EXERCISE DESCRIPTION —
Return each line that holds the word "value".

STORED RECORDS —
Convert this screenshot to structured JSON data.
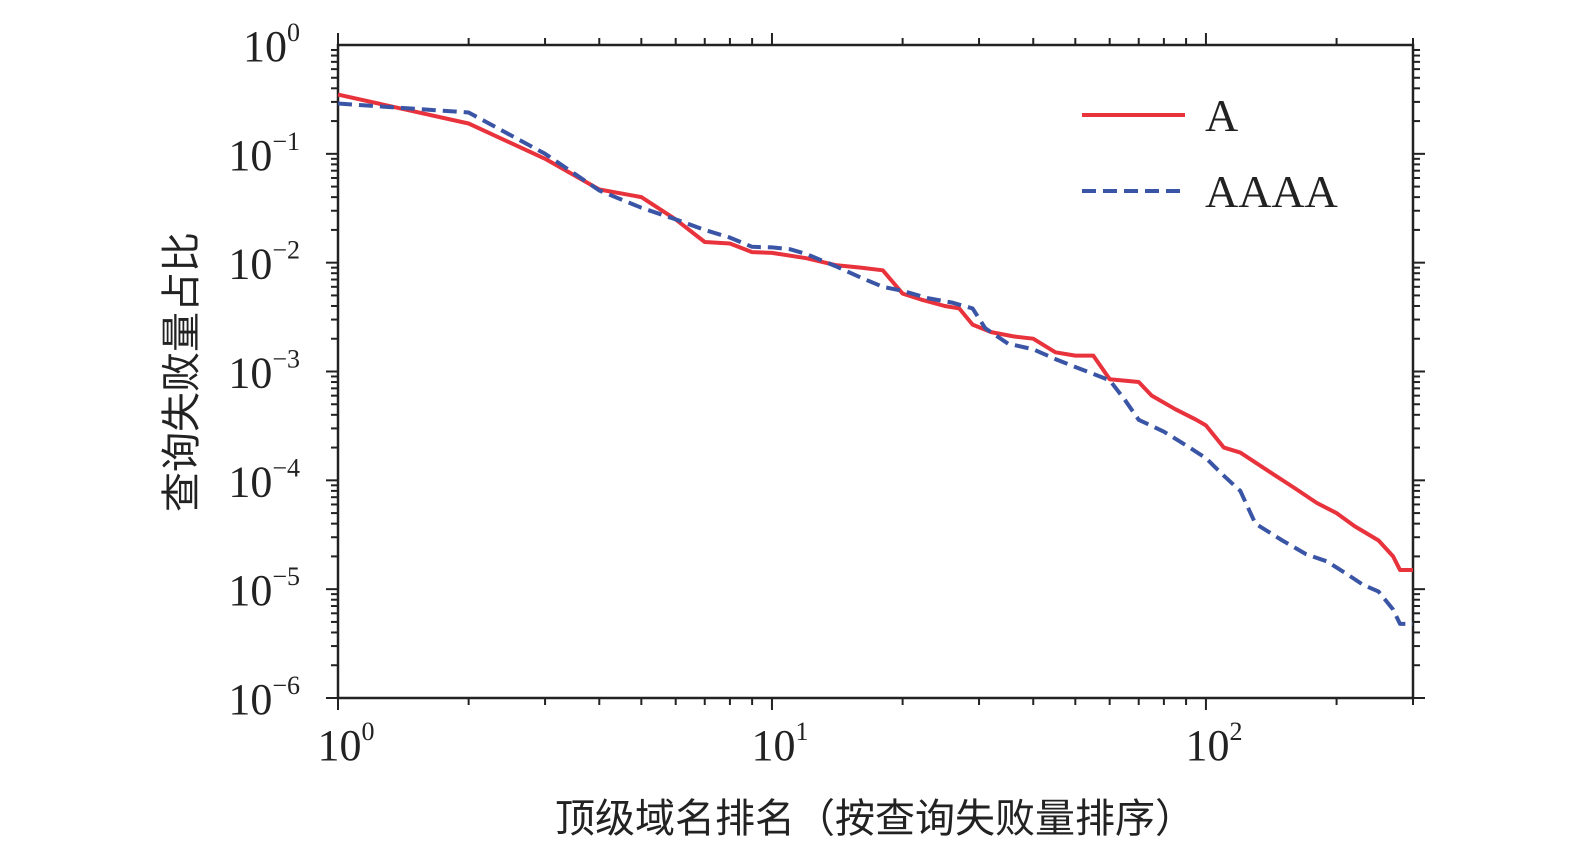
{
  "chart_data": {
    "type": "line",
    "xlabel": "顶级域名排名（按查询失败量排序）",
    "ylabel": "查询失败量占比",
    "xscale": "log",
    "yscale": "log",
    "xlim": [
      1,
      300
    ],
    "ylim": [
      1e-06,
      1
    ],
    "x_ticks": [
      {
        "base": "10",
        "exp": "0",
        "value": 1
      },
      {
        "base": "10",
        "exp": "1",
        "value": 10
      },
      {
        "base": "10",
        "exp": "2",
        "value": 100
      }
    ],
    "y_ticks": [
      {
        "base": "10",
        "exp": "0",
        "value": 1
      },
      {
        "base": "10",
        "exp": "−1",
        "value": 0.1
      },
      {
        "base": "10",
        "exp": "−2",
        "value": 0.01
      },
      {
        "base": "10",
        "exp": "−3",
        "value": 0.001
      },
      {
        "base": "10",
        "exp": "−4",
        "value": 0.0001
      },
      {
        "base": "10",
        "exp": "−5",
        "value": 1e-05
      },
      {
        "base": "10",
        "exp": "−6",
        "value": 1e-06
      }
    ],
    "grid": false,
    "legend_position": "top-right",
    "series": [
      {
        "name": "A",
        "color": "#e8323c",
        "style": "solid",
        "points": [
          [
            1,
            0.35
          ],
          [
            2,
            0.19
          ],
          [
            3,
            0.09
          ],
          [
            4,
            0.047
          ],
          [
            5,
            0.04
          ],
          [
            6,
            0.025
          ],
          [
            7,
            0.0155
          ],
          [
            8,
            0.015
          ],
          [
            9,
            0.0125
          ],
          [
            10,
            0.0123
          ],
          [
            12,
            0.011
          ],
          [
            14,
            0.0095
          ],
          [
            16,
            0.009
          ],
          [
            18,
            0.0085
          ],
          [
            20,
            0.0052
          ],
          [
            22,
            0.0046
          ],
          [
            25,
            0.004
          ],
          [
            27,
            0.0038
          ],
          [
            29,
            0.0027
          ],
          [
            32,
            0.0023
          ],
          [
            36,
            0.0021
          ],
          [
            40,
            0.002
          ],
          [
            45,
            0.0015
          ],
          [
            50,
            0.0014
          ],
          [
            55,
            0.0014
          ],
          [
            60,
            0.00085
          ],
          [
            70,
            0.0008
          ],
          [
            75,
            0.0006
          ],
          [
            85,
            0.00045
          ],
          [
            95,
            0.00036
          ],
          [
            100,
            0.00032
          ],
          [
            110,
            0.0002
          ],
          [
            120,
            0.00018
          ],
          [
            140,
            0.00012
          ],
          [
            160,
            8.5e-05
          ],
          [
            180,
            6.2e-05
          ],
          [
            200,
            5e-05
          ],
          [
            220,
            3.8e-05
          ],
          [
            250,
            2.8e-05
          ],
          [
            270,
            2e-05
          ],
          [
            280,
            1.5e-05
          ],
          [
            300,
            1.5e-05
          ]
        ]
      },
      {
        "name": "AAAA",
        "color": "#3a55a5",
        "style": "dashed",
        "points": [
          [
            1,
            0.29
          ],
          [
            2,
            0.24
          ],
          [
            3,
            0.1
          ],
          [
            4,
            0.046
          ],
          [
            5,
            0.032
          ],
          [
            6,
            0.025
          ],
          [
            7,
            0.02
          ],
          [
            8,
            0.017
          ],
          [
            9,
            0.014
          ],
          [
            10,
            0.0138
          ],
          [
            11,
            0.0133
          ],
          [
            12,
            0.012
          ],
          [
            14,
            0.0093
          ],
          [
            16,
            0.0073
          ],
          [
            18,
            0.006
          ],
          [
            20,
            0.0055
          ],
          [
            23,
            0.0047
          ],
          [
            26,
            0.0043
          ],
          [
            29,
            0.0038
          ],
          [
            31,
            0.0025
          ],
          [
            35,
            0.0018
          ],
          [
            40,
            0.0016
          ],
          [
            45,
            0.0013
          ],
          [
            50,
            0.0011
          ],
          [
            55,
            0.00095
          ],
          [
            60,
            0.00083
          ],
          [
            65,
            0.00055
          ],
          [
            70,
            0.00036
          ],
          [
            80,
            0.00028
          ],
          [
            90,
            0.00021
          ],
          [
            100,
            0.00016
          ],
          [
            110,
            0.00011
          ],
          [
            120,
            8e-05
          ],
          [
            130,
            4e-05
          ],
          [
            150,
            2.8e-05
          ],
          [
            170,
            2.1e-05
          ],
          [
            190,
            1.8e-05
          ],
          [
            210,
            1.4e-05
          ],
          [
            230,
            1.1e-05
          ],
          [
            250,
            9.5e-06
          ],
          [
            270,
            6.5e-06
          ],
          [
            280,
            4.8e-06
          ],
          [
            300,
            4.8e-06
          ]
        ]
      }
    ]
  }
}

CORRECT OUTPUT —
        "value": 1
        "value": 10
        "value": 100
        "value": 1
        "value": 0.1
        "value": 0.01
        "value": 0.001
        "value": 0.0001
        "value": 1e-05
        "value": 1e-06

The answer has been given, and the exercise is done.